— START Source material —

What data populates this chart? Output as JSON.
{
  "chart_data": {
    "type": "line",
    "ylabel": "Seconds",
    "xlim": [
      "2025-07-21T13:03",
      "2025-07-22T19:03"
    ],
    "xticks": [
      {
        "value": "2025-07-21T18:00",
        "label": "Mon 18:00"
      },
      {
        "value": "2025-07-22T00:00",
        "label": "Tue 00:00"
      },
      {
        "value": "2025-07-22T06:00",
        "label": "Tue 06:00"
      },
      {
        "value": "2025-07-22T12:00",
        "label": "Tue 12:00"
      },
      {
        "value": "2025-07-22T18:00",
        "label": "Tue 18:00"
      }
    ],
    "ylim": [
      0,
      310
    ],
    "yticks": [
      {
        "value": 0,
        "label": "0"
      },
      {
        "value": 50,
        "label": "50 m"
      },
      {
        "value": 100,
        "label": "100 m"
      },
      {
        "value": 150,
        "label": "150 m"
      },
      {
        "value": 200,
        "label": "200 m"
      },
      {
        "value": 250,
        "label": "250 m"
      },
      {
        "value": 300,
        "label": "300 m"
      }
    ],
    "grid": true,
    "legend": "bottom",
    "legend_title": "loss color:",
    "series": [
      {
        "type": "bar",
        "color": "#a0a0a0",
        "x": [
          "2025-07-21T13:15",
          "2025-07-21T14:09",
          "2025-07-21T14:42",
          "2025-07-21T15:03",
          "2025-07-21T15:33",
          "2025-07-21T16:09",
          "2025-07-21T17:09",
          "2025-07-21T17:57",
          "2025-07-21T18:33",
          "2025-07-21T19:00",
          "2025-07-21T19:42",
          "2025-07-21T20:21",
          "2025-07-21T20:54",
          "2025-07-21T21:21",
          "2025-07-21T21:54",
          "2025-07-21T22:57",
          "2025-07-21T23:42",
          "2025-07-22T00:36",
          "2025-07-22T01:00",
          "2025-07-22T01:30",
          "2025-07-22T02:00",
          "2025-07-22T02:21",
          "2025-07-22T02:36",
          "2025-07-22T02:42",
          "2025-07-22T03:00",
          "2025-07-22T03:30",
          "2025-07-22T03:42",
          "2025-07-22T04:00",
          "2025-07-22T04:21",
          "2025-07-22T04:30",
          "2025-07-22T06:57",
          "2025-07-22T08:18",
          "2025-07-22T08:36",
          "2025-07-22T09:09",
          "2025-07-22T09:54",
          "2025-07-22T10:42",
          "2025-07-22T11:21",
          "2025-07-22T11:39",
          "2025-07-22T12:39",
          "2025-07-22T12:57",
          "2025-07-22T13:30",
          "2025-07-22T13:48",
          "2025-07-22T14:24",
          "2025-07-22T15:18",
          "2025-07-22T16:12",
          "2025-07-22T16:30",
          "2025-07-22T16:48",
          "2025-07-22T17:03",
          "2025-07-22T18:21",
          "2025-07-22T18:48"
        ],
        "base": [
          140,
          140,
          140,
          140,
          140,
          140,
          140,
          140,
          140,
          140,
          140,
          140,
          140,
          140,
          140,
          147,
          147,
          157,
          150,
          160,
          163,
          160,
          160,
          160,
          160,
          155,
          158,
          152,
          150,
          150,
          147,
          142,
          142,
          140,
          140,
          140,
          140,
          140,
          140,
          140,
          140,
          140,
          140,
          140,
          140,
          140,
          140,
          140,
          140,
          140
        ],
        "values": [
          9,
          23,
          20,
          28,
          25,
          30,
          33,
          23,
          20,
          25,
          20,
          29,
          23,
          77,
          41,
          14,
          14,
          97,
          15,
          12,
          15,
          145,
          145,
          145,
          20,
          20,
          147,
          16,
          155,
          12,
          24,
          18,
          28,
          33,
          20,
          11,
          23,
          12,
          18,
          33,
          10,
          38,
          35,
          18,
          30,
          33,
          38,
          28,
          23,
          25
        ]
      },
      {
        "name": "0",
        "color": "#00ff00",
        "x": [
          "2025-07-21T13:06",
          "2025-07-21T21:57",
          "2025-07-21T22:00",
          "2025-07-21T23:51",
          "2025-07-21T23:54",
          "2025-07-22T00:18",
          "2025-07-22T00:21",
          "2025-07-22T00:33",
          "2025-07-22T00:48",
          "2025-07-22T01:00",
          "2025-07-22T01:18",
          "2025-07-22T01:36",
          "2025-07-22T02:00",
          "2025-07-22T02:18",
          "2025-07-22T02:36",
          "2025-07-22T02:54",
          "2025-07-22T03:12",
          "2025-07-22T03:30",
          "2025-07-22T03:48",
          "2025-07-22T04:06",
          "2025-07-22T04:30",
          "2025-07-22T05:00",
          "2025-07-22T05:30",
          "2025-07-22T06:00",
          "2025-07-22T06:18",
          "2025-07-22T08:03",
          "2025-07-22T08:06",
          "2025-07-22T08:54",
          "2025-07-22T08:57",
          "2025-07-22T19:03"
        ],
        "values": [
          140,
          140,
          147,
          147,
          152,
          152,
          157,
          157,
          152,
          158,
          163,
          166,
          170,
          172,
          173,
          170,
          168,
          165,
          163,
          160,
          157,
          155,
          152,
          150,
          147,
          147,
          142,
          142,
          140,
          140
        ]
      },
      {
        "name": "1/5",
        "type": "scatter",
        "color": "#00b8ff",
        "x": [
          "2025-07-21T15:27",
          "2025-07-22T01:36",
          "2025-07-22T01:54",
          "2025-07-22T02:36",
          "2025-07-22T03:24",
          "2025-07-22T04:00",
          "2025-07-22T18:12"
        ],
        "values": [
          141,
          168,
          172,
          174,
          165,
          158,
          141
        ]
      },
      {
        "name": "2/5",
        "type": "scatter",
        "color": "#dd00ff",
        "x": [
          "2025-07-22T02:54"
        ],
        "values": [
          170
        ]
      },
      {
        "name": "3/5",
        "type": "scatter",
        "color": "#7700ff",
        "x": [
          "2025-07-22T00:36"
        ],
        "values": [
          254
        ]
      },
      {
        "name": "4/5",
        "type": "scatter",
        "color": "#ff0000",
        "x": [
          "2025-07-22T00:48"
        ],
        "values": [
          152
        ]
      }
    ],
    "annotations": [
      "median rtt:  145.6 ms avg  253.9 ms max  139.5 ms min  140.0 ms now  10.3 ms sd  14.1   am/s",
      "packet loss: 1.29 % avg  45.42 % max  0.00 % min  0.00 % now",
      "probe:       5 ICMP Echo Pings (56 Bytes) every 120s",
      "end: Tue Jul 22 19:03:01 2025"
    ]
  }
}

— END Source material —

Reproduce the entries above in full, verbatim.

What data populates this chart? Output as JSON.
{
  "chart_data": {
    "type": "line",
    "ylabel": "Seconds",
    "xlim": [
      "2025-07-21T13:03",
      "2025-07-22T19:03"
    ],
    "xticks": [
      {
        "value": "2025-07-21T18:00",
        "label": "Mon 18:00"
      },
      {
        "value": "2025-07-22T00:00",
        "label": "Tue 00:00"
      },
      {
        "value": "2025-07-22T06:00",
        "label": "Tue 06:00"
      },
      {
        "value": "2025-07-22T12:00",
        "label": "Tue 12:00"
      },
      {
        "value": "2025-07-22T18:00",
        "label": "Tue 18:00"
      }
    ],
    "ylim": [
      0,
      310
    ],
    "yticks": [
      {
        "value": 0,
        "label": "0"
      },
      {
        "value": 50,
        "label": "50 m"
      },
      {
        "value": 100,
        "label": "100 m"
      },
      {
        "value": 150,
        "label": "150 m"
      },
      {
        "value": 200,
        "label": "200 m"
      },
      {
        "value": 250,
        "label": "250 m"
      },
      {
        "value": 300,
        "label": "300 m"
      }
    ],
    "grid": true,
    "legend": "bottom",
    "legend_title": "loss color:",
    "series": [
      {
        "type": "bar",
        "color": "#a0a0a0",
        "x": [
          "2025-07-21T13:15",
          "2025-07-21T14:09",
          "2025-07-21T14:42",
          "2025-07-21T15:03",
          "2025-07-21T15:33",
          "2025-07-21T16:09",
          "2025-07-21T17:09",
          "2025-07-21T17:57",
          "2025-07-21T18:33",
          "2025-07-21T19:00",
          "2025-07-21T19:42",
          "2025-07-21T20:21",
          "2025-07-21T20:54",
          "2025-07-21T21:21",
          "2025-07-21T21:54",
          "2025-07-21T22:57",
          "2025-07-21T23:42",
          "2025-07-22T00:36",
          "2025-07-22T01:00",
          "2025-07-22T01:30",
          "2025-07-22T02:00",
          "2025-07-22T02:21",
          "2025-07-22T02:36",
          "2025-07-22T02:42",
          "2025-07-22T03:00",
          "2025-07-22T03:30",
          "2025-07-22T03:42",
          "2025-07-22T04:00",
          "2025-07-22T04:21",
          "2025-07-22T04:30",
          "2025-07-22T06:57",
          "2025-07-22T08:18",
          "2025-07-22T08:36",
          "2025-07-22T09:09",
          "2025-07-22T09:54",
          "2025-07-22T10:42",
          "2025-07-22T11:21",
          "2025-07-22T11:39",
          "2025-07-22T12:39",
          "2025-07-22T12:57",
          "2025-07-22T13:30",
          "2025-07-22T13:48",
          "2025-07-22T14:24",
          "2025-07-22T15:18",
          "2025-07-22T16:12",
          "2025-07-22T16:30",
          "2025-07-22T16:48",
          "2025-07-22T17:03",
          "2025-07-22T18:21",
          "2025-07-22T18:48"
        ],
        "base": [
          140,
          140,
          140,
          140,
          140,
          140,
          140,
          140,
          140,
          140,
          140,
          140,
          140,
          140,
          140,
          147,
          147,
          157,
          150,
          160,
          163,
          160,
          160,
          160,
          160,
          155,
          158,
          152,
          150,
          150,
          147,
          142,
          142,
          140,
          140,
          140,
          140,
          140,
          140,
          140,
          140,
          140,
          140,
          140,
          140,
          140,
          140,
          140,
          140,
          140
        ],
        "values": [
          9,
          23,
          20,
          28,
          25,
          30,
          33,
          23,
          20,
          25,
          20,
          29,
          23,
          77,
          41,
          14,
          14,
          97,
          15,
          12,
          15,
          145,
          145,
          145,
          20,
          20,
          147,
          16,
          155,
          12,
          24,
          18,
          28,
          33,
          20,
          11,
          23,
          12,
          18,
          33,
          10,
          38,
          35,
          18,
          30,
          33,
          38,
          28,
          23,
          25
        ]
      },
      {
        "name": "0",
        "color": "#00ff00",
        "x": [
          "2025-07-21T13:06",
          "2025-07-21T21:57",
          "2025-07-21T22:00",
          "2025-07-21T23:51",
          "2025-07-21T23:54",
          "2025-07-22T00:18",
          "2025-07-22T00:21",
          "2025-07-22T00:33",
          "2025-07-22T00:48",
          "2025-07-22T01:00",
          "2025-07-22T01:18",
          "2025-07-22T01:36",
          "2025-07-22T02:00",
          "2025-07-22T02:18",
          "2025-07-22T02:36",
          "2025-07-22T02:54",
          "2025-07-22T03:12",
          "2025-07-22T03:30",
          "2025-07-22T03:48",
          "2025-07-22T04:06",
          "2025-07-22T04:30",
          "2025-07-22T05:00",
          "2025-07-22T05:30",
          "2025-07-22T06:00",
          "2025-07-22T06:18",
          "2025-07-22T08:03",
          "2025-07-22T08:06",
          "2025-07-22T08:54",
          "2025-07-22T08:57",
          "2025-07-22T19:03"
        ],
        "values": [
          140,
          140,
          147,
          147,
          152,
          152,
          157,
          157,
          152,
          158,
          163,
          166,
          170,
          172,
          173,
          170,
          168,
          165,
          163,
          160,
          157,
          155,
          152,
          150,
          147,
          147,
          142,
          142,
          140,
          140
        ]
      },
      {
        "name": "1/5",
        "type": "scatter",
        "color": "#00b8ff",
        "x": [
          "2025-07-21T15:27",
          "2025-07-22T01:36",
          "2025-07-22T01:54",
          "2025-07-22T02:36",
          "2025-07-22T03:24",
          "2025-07-22T04:00",
          "2025-07-22T18:12"
        ],
        "values": [
          141,
          168,
          172,
          174,
          165,
          158,
          141
        ]
      },
      {
        "name": "2/5",
        "type": "scatter",
        "color": "#dd00ff",
        "x": [
          "2025-07-22T02:54"
        ],
        "values": [
          170
        ]
      },
      {
        "name": "3/5",
        "type": "scatter",
        "color": "#7700ff",
        "x": [
          "2025-07-22T00:36"
        ],
        "values": [
          254
        ]
      },
      {
        "name": "4/5",
        "type": "scatter",
        "color": "#ff0000",
        "x": [
          "2025-07-22T00:48"
        ],
        "values": [
          152
        ]
      }
    ],
    "annotations": [
      "median rtt:  145.6 ms avg  253.9 ms max  139.5 ms min  140.0 ms now  10.3 ms sd  14.1   am/s",
      "packet loss: 1.29 % avg  45.42 % max  0.00 % min  0.00 % now",
      "probe:       5 ICMP Echo Pings (56 Bytes) every 120s",
      "end: Tue Jul 22 19:03:01 2025"
    ]
  }
}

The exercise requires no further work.